Task details: Here are some records; copy every line that holds the word "Poetics".

━━━━━ Information given

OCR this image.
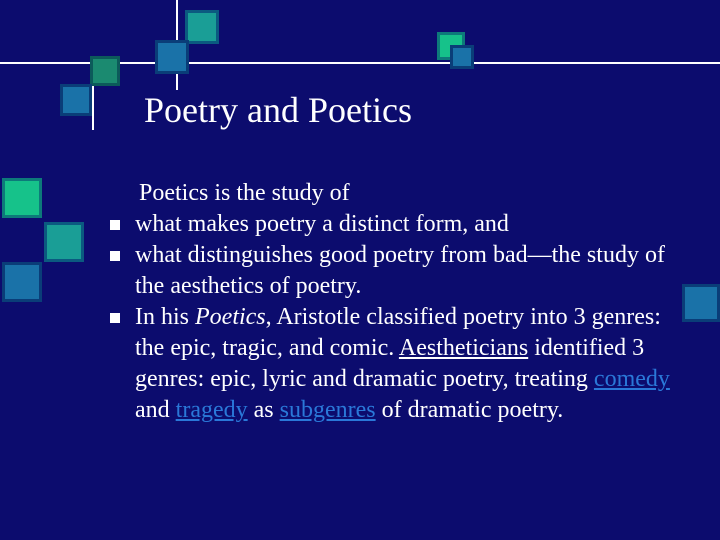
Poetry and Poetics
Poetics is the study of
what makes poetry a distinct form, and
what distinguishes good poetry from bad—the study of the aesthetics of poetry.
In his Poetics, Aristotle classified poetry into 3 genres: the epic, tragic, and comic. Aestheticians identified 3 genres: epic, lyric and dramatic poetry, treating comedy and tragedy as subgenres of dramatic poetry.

━━━━━━━━━━
━━━━━ Information given

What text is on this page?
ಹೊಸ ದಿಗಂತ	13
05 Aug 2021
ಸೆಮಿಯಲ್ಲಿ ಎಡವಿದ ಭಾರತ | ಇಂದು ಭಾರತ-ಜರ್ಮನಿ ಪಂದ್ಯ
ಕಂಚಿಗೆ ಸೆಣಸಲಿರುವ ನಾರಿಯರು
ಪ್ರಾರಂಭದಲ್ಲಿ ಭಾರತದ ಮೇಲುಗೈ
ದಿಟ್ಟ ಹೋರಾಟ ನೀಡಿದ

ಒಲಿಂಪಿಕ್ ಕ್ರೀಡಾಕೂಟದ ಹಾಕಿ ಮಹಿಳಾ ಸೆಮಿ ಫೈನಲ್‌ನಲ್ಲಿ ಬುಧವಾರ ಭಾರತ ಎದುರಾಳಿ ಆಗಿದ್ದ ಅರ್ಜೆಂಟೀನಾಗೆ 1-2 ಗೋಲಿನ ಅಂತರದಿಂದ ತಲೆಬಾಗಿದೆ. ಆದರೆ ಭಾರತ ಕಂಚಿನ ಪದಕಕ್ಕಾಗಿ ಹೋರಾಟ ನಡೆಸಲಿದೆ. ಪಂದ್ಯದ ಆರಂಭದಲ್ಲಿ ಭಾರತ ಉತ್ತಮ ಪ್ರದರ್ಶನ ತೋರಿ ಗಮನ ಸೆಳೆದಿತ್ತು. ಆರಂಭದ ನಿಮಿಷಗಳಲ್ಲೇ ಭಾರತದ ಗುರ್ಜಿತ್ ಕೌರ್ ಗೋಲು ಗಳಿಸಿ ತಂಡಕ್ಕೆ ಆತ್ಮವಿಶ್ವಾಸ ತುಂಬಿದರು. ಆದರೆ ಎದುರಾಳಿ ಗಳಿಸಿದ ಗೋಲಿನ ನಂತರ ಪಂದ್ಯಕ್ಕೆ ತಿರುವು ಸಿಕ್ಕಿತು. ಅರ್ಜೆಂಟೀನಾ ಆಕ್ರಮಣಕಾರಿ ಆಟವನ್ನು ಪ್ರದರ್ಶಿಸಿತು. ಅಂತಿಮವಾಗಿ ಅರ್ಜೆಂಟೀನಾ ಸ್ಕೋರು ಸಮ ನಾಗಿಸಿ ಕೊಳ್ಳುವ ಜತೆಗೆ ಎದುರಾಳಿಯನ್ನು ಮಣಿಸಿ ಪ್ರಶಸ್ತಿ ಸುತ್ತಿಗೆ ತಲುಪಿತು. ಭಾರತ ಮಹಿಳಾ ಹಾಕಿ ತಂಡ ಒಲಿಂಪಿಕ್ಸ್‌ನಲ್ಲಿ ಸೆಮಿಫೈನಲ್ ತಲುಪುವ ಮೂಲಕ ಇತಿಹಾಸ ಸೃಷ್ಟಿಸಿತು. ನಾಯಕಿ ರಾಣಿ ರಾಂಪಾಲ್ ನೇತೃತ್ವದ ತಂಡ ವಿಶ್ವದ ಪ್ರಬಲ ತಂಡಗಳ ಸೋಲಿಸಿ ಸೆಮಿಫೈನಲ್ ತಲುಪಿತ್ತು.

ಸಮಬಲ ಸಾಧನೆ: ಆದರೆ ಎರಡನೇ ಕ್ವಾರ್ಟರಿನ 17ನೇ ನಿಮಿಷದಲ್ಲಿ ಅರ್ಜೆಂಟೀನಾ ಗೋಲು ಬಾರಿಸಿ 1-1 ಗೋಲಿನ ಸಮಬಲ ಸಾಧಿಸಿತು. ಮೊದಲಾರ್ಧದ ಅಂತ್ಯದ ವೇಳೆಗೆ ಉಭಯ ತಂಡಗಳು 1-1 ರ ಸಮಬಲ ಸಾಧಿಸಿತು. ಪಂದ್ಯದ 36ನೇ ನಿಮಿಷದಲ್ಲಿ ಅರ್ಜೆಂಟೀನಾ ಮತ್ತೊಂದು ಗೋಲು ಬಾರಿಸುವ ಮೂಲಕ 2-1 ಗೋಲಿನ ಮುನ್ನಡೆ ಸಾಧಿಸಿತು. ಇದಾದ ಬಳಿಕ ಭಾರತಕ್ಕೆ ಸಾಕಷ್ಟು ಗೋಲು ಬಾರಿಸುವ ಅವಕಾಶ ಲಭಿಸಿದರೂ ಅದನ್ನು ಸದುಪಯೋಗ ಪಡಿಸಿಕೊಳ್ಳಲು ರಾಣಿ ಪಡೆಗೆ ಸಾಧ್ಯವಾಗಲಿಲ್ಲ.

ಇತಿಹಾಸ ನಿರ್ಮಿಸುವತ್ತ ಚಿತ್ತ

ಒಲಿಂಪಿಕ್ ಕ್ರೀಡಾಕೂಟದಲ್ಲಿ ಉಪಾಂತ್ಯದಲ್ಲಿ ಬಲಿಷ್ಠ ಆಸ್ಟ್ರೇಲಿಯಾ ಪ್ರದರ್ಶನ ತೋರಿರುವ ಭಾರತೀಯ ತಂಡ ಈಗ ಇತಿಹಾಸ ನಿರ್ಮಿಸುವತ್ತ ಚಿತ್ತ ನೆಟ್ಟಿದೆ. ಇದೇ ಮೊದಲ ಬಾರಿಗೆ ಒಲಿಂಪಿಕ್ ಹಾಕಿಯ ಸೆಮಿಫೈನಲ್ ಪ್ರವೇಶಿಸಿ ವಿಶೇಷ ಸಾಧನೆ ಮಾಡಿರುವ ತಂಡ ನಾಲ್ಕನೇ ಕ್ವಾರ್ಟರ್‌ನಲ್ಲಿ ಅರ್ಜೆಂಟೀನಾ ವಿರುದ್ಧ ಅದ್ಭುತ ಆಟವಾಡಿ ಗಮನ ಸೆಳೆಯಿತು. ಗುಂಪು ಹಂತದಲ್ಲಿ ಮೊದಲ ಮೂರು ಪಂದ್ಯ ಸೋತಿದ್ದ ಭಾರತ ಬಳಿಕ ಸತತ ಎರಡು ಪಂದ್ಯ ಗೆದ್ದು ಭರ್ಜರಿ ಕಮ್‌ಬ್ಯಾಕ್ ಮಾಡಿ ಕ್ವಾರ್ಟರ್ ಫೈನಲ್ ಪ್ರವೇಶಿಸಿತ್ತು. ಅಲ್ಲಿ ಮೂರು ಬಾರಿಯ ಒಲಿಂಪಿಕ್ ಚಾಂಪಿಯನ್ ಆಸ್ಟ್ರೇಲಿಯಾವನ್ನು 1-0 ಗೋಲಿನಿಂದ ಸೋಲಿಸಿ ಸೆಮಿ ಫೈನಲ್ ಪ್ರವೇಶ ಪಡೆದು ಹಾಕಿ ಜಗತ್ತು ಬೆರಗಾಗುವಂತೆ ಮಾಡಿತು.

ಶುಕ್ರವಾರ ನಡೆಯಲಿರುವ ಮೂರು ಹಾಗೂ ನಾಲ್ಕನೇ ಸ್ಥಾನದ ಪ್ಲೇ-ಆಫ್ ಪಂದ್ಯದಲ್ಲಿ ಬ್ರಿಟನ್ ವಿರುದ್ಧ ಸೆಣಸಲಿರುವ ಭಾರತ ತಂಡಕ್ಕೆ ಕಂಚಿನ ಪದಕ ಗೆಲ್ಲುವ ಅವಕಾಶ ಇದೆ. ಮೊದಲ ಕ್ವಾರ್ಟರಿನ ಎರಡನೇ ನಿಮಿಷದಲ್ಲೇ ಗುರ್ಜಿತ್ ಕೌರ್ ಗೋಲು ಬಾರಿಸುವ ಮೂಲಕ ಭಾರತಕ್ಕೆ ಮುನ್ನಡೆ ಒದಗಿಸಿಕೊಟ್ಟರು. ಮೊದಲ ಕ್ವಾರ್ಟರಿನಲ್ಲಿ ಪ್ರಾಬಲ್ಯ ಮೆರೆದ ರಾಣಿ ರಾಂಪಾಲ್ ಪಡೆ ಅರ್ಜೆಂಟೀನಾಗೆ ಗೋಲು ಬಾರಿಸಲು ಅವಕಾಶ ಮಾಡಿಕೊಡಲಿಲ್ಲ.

━━━━━━━━━━

Result of this task:
Poetry and Poetics
Poetics is the study of
In his Poetics, Aristotle classified poetry into 3 genres: the epic, tragic, and comic. Aestheticians identified 3 genres: epic, lyric and dramatic poetry, treating comedy and tragedy as subgenres of dramatic poetry.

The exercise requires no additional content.